### EXCERPTED RECORDS:
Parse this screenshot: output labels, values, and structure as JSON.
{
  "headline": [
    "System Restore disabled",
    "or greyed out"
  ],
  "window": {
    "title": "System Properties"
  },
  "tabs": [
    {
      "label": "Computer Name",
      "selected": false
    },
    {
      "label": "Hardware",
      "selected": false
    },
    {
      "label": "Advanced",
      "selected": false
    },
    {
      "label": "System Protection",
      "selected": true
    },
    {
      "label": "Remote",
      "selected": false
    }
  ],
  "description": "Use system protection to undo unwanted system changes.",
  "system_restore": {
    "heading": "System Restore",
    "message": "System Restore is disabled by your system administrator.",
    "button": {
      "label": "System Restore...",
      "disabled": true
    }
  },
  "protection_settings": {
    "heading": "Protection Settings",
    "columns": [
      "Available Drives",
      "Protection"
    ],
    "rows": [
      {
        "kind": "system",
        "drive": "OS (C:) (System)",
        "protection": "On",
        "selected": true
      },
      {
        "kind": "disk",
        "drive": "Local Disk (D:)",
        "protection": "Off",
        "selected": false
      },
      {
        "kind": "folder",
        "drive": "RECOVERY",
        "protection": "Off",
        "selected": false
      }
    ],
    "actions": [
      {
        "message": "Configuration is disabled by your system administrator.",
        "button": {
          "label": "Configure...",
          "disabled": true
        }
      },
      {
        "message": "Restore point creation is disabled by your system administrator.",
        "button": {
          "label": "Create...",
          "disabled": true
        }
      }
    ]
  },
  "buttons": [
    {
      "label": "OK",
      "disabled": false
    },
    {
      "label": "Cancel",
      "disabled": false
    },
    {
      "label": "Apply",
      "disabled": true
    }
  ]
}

### WHAT YOU NEED TO DO:
Restate each of the entries above verbatim.

### SOLUTION:
Parse this screenshot: output labels, values, and structure as JSON.
{
  "headline": [
    "System Restore disabled",
    "or greyed out"
  ],
  "window": {
    "title": "System Properties"
  },
  "tabs": [
    {
      "label": "Computer Name",
      "selected": false
    },
    {
      "label": "Hardware",
      "selected": false
    },
    {
      "label": "Advanced",
      "selected": false
    },
    {
      "label": "System Protection",
      "selected": true
    },
    {
      "label": "Remote",
      "selected": false
    }
  ],
  "description": "Use system protection to undo unwanted system changes.",
  "system_restore": {
    "heading": "System Restore",
    "message": "System Restore is disabled by your system administrator.",
    "button": {
      "label": "System Restore...",
      "disabled": true
    }
  },
  "protection_settings": {
    "heading": "Protection Settings",
    "columns": [
      "Available Drives",
      "Protection"
    ],
    "rows": [
      {
        "kind": "system",
        "drive": "OS (C:) (System)",
        "protection": "On",
        "selected": true
      },
      {
        "kind": "disk",
        "drive": "Local Disk (D:)",
        "protection": "Off",
        "selected": false
      },
      {
        "kind": "folder",
        "drive": "RECOVERY",
        "protection": "Off",
        "selected": false
      }
    ],
    "actions": [
      {
        "message": "Configuration is disabled by your system administrator.",
        "button": {
          "label": "Configure...",
          "disabled": true
        }
      },
      {
        "message": "Restore point creation is disabled by your system administrator.",
        "button": {
          "label": "Create...",
          "disabled": true
        }
      }
    ]
  },
  "buttons": [
    {
      "label": "OK",
      "disabled": false
    },
    {
      "label": "Cancel",
      "disabled": false
    },
    {
      "label": "Apply",
      "disabled": true
    }
  ]
}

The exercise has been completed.